*Problem statement:* Output every record word for word.

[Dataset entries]

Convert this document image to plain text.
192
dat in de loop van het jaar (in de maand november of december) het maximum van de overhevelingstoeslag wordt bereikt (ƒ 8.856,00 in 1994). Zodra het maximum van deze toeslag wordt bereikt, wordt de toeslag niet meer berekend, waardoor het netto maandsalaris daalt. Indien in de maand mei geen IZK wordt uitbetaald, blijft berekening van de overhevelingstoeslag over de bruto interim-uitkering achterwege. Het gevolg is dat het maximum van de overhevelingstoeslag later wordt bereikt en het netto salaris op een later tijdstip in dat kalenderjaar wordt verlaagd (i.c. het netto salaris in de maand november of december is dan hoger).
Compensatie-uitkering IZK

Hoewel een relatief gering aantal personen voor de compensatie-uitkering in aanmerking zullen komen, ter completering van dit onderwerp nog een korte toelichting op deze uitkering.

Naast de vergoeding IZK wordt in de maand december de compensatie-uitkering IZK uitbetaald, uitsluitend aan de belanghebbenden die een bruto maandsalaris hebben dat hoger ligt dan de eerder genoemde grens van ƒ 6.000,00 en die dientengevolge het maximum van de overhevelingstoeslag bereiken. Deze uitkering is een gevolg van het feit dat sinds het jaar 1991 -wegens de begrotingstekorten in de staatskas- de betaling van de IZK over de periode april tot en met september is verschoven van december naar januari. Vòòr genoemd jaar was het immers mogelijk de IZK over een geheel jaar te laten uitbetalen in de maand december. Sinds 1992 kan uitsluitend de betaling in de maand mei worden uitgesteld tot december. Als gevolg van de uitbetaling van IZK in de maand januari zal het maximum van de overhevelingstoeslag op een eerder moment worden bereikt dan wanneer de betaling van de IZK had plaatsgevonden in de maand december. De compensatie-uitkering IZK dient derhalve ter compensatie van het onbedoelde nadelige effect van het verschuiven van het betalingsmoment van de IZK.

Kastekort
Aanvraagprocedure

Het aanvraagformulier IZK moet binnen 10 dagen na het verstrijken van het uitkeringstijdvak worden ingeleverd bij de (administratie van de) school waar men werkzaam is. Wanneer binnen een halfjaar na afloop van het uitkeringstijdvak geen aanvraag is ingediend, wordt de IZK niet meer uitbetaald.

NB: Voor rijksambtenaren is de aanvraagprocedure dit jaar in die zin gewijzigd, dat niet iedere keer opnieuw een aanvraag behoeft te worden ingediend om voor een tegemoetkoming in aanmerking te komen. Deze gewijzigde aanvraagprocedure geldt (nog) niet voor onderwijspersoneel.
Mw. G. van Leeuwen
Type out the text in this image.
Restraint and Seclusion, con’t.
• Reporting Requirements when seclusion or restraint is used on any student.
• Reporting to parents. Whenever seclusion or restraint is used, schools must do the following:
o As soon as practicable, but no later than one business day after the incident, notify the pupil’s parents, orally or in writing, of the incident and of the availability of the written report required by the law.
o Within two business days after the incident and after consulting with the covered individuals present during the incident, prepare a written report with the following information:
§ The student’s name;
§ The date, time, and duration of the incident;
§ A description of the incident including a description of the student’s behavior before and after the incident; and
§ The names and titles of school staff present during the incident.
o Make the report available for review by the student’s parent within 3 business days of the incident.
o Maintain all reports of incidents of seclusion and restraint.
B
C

*Result of this task:*
Convert this document image to plain text.
192
dat in de loop van het jaar (in de maand november of december) het maximum van de overhevelingstoeslag wordt bereikt (ƒ 8.856,00 in 1994). Zodra het maximum van deze toeslag wordt bereikt, wordt de toeslag niet meer berekend, waardoor het netto maandsalaris daalt. Indien in de maand mei geen IZK wordt uitbetaald, blijft berekening van de overhevelingstoeslag over de bruto interim-uitkering achterwege. Het gevolg is dat het maximum van de overhevelingstoeslag later wordt bereikt en het netto salaris op een later tijdstip in dat kalenderjaar wordt verlaagd (i.c. het netto salaris in de maand november of december is dan hoger).
Compensatie-uitkering IZK

Hoewel een relatief gering aantal personen voor de compensatie-uitkering in aanmerking zullen komen, ter completering van dit onderwerp nog een korte toelichting op deze uitkering.

Naast de vergoeding IZK wordt in de maand december de compensatie-uitkering IZK uitbetaald, uitsluitend aan de belanghebbenden die een bruto maandsalaris hebben dat hoger ligt dan de eerder genoemde grens van ƒ 6.000,00 en die dientengevolge het maximum van de overhevelingstoeslag bereiken. Deze uitkering is een gevolg van het feit dat sinds het jaar 1991 -wegens de begrotingstekorten in de staatskas- de betaling van de IZK over de periode april tot en met september is verschoven van december naar januari. Vòòr genoemd jaar was het immers mogelijk de IZK over een geheel jaar te laten uitbetalen in de maand december. Sinds 1992 kan uitsluitend de betaling in de maand mei worden uitgesteld tot december. Als gevolg van de uitbetaling van IZK in de maand januari zal het maximum van de overhevelingstoeslag op een eerder moment worden bereikt dan wanneer de betaling van de IZK had plaatsgevonden in de maand december. De compensatie-uitkering IZK dient derhalve ter compensatie van het onbedoelde nadelige effect van het verschuiven van het betalingsmoment van de IZK.

Kastekort
Aanvraagprocedure

Het aanvraagformulier IZK moet binnen 10 dagen na het verstrijken van het uitkeringstijdvak worden ingeleverd bij de (administratie van de) school waar men werkzaam is. Wanneer binnen een halfjaar na afloop van het uitkeringstijdvak geen aanvraag is ingediend, wordt de IZK niet meer uitbetaald.

NB: Voor rijksambtenaren is de aanvraagprocedure dit jaar in die zin gewijzigd, dat niet iedere keer opnieuw een aanvraag behoeft te worden ingediend om voor een tegemoetkoming in aanmerking te komen. Deze gewijzigde aanvraagprocedure geldt (nog) niet voor onderwijspersoneel.
Mw. G. van Leeuwen
Type out the text in this image.
Restraint and Seclusion, con’t.
• Reporting Requirements when seclusion or restraint is used on any student.
• Reporting to parents. Whenever seclusion or restraint is used, schools must do the following:
o As soon as practicable, but no later than one business day after the incident, notify the pupil’s parents, orally or in writing, of the incident and of the availability of the written report required by the law.
o Within two business days after the incident and after consulting with the covered individuals present during the incident, prepare a written report with the following information:
§ The student’s name;
§ The date, time, and duration of the incident;
§ A description of the incident including a description of the student’s behavior before and after the incident; and
§ The names and titles of school staff present during the incident.
o Make the report available for review by the student’s parent within 3 business days of the incident.
o Maintain all reports of incidents of seclusion and restraint.
B
C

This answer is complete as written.